## [Assignment]
Scan the data. Collect each line that contains the word "Debemos".

+ + + +

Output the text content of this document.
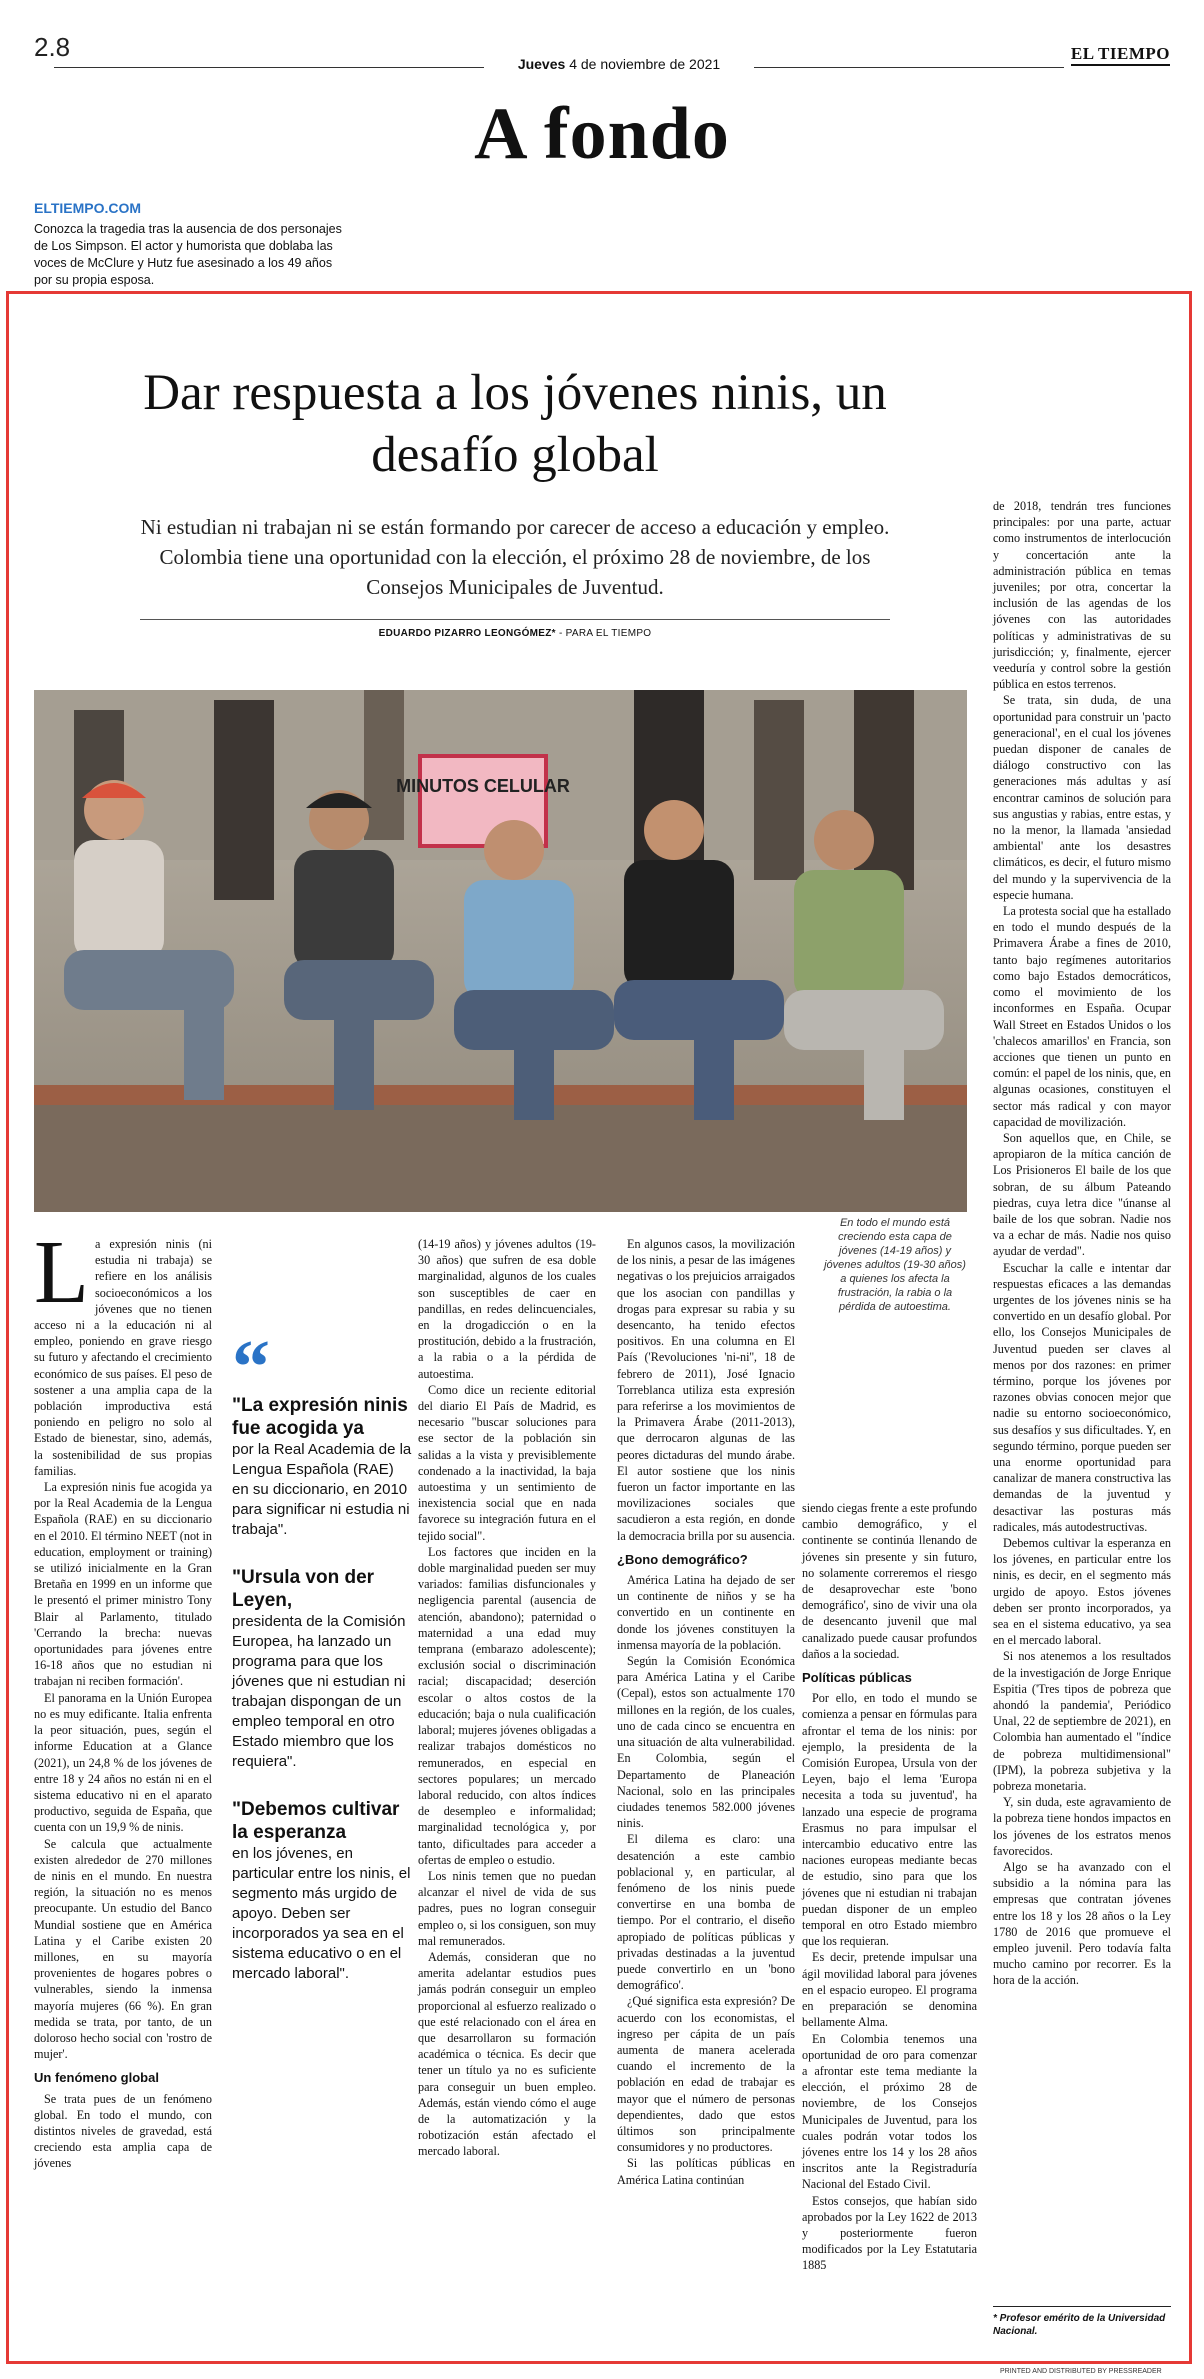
2.8
Jueves 4 de noviembre de 2021
EL TIEMPO
A fondo
ELTIEMPO.COM
Conozca la tragedia tras la ausencia de dos personajes de Los Simpson. El actor y humorista que doblaba las voces de McClure y Hutz fue asesinado a los 49 años por su propia esposa.
Dar respuesta a los jóvenes ninis, un desafío global
Ni estudian ni trabajan ni se están formando por carecer de acceso a educación y empleo. Colombia tiene una oportunidad con la elección, el próximo 28 de noviembre, de los Consejos Municipales de Juventud.
EDUARDO PIZARRO LEONGÓMEZ* - PARA EL TIEMPO
MINUTOS CELULAR
En todo el mundo está creciendo esta capa de jóvenes (14-19 años) y jóvenes adultos (19-30 años) a quienes los afecta la frustración, la rabia o la pérdida de autoestima.
L a expresión ninis (ni estudia ni trabaja) se refiere en los análisis socioeconómicos a los jóvenes que no tienen acceso ni a la educación ni al empleo, poniendo en grave riesgo su futuro y afectando el crecimiento económico de sus países. El peso de sostener a una amplia capa de la población improductiva está poniendo en peligro no solo al Estado de bienestar, sino, además, la sostenibilidad de sus propias familias.

La expresión ninis fue acogida ya por la Real Academia de la Lengua Española (RAE) en su diccionario en el 2010. El término NEET (not in education, employment or training) se utilizó inicialmente en la Gran Bretaña en 1999 en un informe que le presentó el primer ministro Tony Blair al Parlamento, titulado 'Cerrando la brecha: nuevas oportunidades para jóvenes entre 16-18 años que no estudian ni trabajan ni reciben formación'.

El panorama en la Unión Europea no es muy edificante. Italia enfrenta la peor situación, pues, según el informe Education at a Glance (2021), un 24,8 % de los jóvenes de entre 18 y 24 años no están ni en el sistema educativo ni en el aparato productivo, seguida de España, que cuenta con un 19,9 % de ninis.

Se calcula que actualmente existen alrededor de 270 millones de ninis en el mundo. En nuestra región, la situación no es menos preocupante. Un estudio del Banco Mundial sostiene que en América Latina y el Caribe existen 20 millones, en su mayoría provenientes de hogares pobres o vulnerables, siendo la inmensa mayoría mujeres (66 %). En gran medida se trata, por tanto, de un doloroso hecho social con 'rostro de mujer'.

Un fenómeno global

Se trata pues de un fenómeno global. En todo el mundo, con distintos niveles de gravedad, está creciendo esta amplia capa de jóvenes

“
"La expresión ninis fue acogida ya
por la Real Academia de la Lengua Española (RAE) en su diccionario, en 2010 para significar ni estudia ni trabaja".
"Ursula von der Leyen,
presidenta de la Comisión Europea, ha lanzado un programa para que los jóvenes que ni estudian ni trabajan dispongan de un empleo temporal en otro Estado miembro que los requiera".
"Debemos cultivar la esperanza
en los jóvenes, en particular entre los ninis, el segmento más urgido de apoyo. Deben ser incorporados ya sea en el sistema educativo o en el mercado laboral".

(14-19 años) y jóvenes adultos (19-30 años) que sufren de esa doble marginalidad, algunos de los cuales son susceptibles de caer en pandillas, en redes delincuenciales, en la drogadicción o en la prostitución, debido a la frustración, a la rabia o a la pérdida de autoestima.

Como dice un reciente editorial del diario El País de Madrid, es necesario "buscar soluciones para ese sector de la población sin salidas a la vista y previsiblemente condenado a la inactividad, la baja autoestima y un sentimiento de inexistencia social que en nada favorece su integración futura en el tejido social".

Los factores que inciden en la doble marginalidad pueden ser muy variados: familias disfuncionales y negligencia parental (ausencia de atención, abandono); paternidad o maternidad a una edad muy temprana (embarazo adolescente); exclusión social o discriminación racial; discapacidad; deserción escolar o altos costos de la educación; baja o nula cualificación laboral; mujeres jóvenes obligadas a realizar trabajos domésticos no remunerados, en especial en sectores populares; un mercado laboral reducido, con altos índices de desempleo e informalidad; marginalidad tecnológica y, por tanto, dificultades para acceder a ofertas de empleo o estudio.

Los ninis temen que no puedan alcanzar el nivel de vida de sus padres, pues no logran conseguir empleo o, si los consiguen, son muy mal remunerados.

Además, consideran que no amerita adelantar estudios pues jamás podrán conseguir un empleo proporcional al esfuerzo realizado o que esté relacionado con el área en que desarrollaron su formación académica o técnica. Es decir que tener un título ya no es suficiente para conseguir un buen empleo. Además, están viendo cómo el auge de la automatización y la robotización están afectado el mercado laboral.

En algunos casos, la movilización de los ninis, a pesar de las imágenes negativas o los prejuicios arraigados que los asocian con pandillas y drogas para expresar su rabia y su desencanto, ha tenido efectos positivos. En una columna en El País ('Revoluciones 'ni-ni'', 18 de febrero de 2011), José Ignacio Torreblanca utiliza esta expresión para referirse a los movimientos de la Primavera Árabe (2011-2013), que derrocaron algunas de las peores dictaduras del mundo árabe. El autor sostiene que los ninis fueron un factor importante en las movilizaciones sociales que sacudieron a esta región, en donde la democracia brilla por su ausencia.

¿Bono demográfico?

América Latina ha dejado de ser un continente de niños y se ha convertido en un continente en donde los jóvenes constituyen la inmensa mayoría de la población.

Según la Comisión Económica para América Latina y el Caribe (Cepal), estos son actualmente 170 millones en la región, de los cuales, uno de cada cinco se encuentra en una situación de alta vulnerabilidad. En Colombia, según el Departamento de Planeación Nacional, solo en las principales ciudades tenemos 582.000 jóvenes ninis.

El dilema es claro: una desatención a este cambio poblacional y, en particular, al fenómeno de los ninis puede convertirse en una bomba de tiempo. Por el contrario, el diseño apropiado de políticas públicas y privadas destinadas a la juventud puede convertirlo en un 'bono demográfico'.

¿Qué significa esta expresión? De acuerdo con los economistas, el ingreso per cápita de un país aumenta de manera acelerada cuando el incremento de la población en edad de trabajar es mayor que el número de personas dependientes, dado que estos últimos son principalmente consumidores y no productores.

Si las políticas públicas en América Latina continúan

siendo ciegas frente a este profundo cambio demográfico, y el continente se continúa llenando de jóvenes sin presente y sin futuro, no solamente correremos el riesgo de desaprovechar este 'bono demográfico', sino de vivir una ola de desencanto juvenil que mal canalizado puede causar profundos daños a la sociedad.

Políticas públicas

Por ello, en todo el mundo se comienza a pensar en fórmulas para afrontar el tema de los ninis: por ejemplo, la presidenta de la Comisión Europea, Ursula von der Leyen, bajo el lema 'Europa necesita a toda su juventud', ha lanzado una especie de programa Erasmus no para impulsar el intercambio educativo entre las naciones europeas mediante becas de estudio, sino para que los jóvenes que ni estudian ni trabajan puedan disponer de un empleo temporal en otro Estado miembro que los requieran.

Es decir, pretende impulsar una ágil movilidad laboral para jóvenes en el espacio europeo. El programa en preparación se denomina bellamente Alma.

En Colombia tenemos una oportunidad de oro para comenzar a afrontar este tema mediante la elección, el próximo 28 de noviembre, de los Consejos Municipales de Juventud, para los cuales podrán votar todos los jóvenes entre los 14 y los 28 años inscritos ante la Registraduría Nacional del Estado Civil.

Estos consejos, que habían sido aprobados por la Ley 1622 de 2013 y posteriormente fueron modificados por la Ley Estatutaria 1885

de 2018, tendrán tres funciones principales: por una parte, actuar como instrumentos de interlocución y concertación ante la administración pública en temas juveniles; por otra, concertar la inclusión de las agendas de los jóvenes con las autoridades políticas y administrativas de su jurisdicción; y, finalmente, ejercer veeduría y control sobre la gestión pública en estos terrenos.

Se trata, sin duda, de una oportunidad para construir un 'pacto generacional', en el cual los jóvenes puedan disponer de canales de diálogo constructivo con las generaciones más adultas y así encontrar caminos de solución para sus angustias y rabias, entre estas, y no la menor, la llamada 'ansiedad ambiental' ante los desastres climáticos, es decir, el futuro mismo del mundo y la supervivencia de la especie humana.

La protesta social que ha estallado en todo el mundo después de la Primavera Árabe a fines de 2010, tanto bajo regímenes autoritarios como bajo Estados democráticos, como el movimiento de los inconformes en España. Ocupar Wall Street en Estados Unidos o los 'chalecos amarillos' en Francia, son acciones que tienen un punto en común: el papel de los ninis, que, en algunas ocasiones, constituyen el sector más radical y con mayor capacidad de movilización.

Son aquellos que, en Chile, se apropiaron de la mítica canción de Los Prisioneros El baile de los que sobran, de su álbum Pateando piedras, cuya letra dice "únanse al baile de los que sobran. Nadie nos va a echar de más. Nadie nos quiso ayudar de verdad".

Escuchar la calle e intentar dar respuestas eficaces a las demandas urgentes de los jóvenes ninis se ha convertido en un desafío global. Por ello, los Consejos Municipales de Juventud pueden ser claves al menos por dos razones: en primer término, porque los jóvenes por razones obvias conocen mejor que nadie su entorno socioeconómico, sus desafíos y sus dificultades. Y, en segundo término, porque pueden ser una enorme oportunidad para canalizar de manera constructiva las demandas de la juventud y desactivar las posturas más radicales, más autodestructivas.

Debemos cultivar la esperanza en los jóvenes, en particular entre los ninis, es decir, en el segmento más urgido de apoyo. Estos jóvenes deben ser pronto incorporados, ya sea en el sistema educativo, ya sea en el mercado laboral.

Si nos atenemos a los resultados de la investigación de Jorge Enrique Espitia ('Tres tipos de pobreza que ahondó la pandemia', Periódico Unal, 22 de septiembre de 2021), en Colombia han aumentado el "índice de pobreza multidimensional" (IPM), la pobreza subjetiva y la pobreza monetaria.

Y, sin duda, este agravamiento de la pobreza tiene hondos impactos en los jóvenes de los estratos menos favorecidos.

Algo se ha avanzado con el subsidio a la nómina para las empresas que contratan jóvenes entre los 18 y los 28 años o la Ley 1780 de 2016 que promueve el empleo juvenil. Pero todavía falta mucho camino por recorrer. Es la hora de la acción.

* Profesor emérito de la Universidad Nacional.
PRINTED AND DISTRIBUTED BY PRESSREADER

+ + + +

## [Your response]
"Debemos cultivar la esperanza
Debemos cultivar la esperanza en los jóvenes, en particular entre los ninis, es decir, en el segmento más urgido de apoyo. Estos jóvenes deben ser pronto incorporados, ya sea en el sistema educativo, ya sea en el mercado laboral.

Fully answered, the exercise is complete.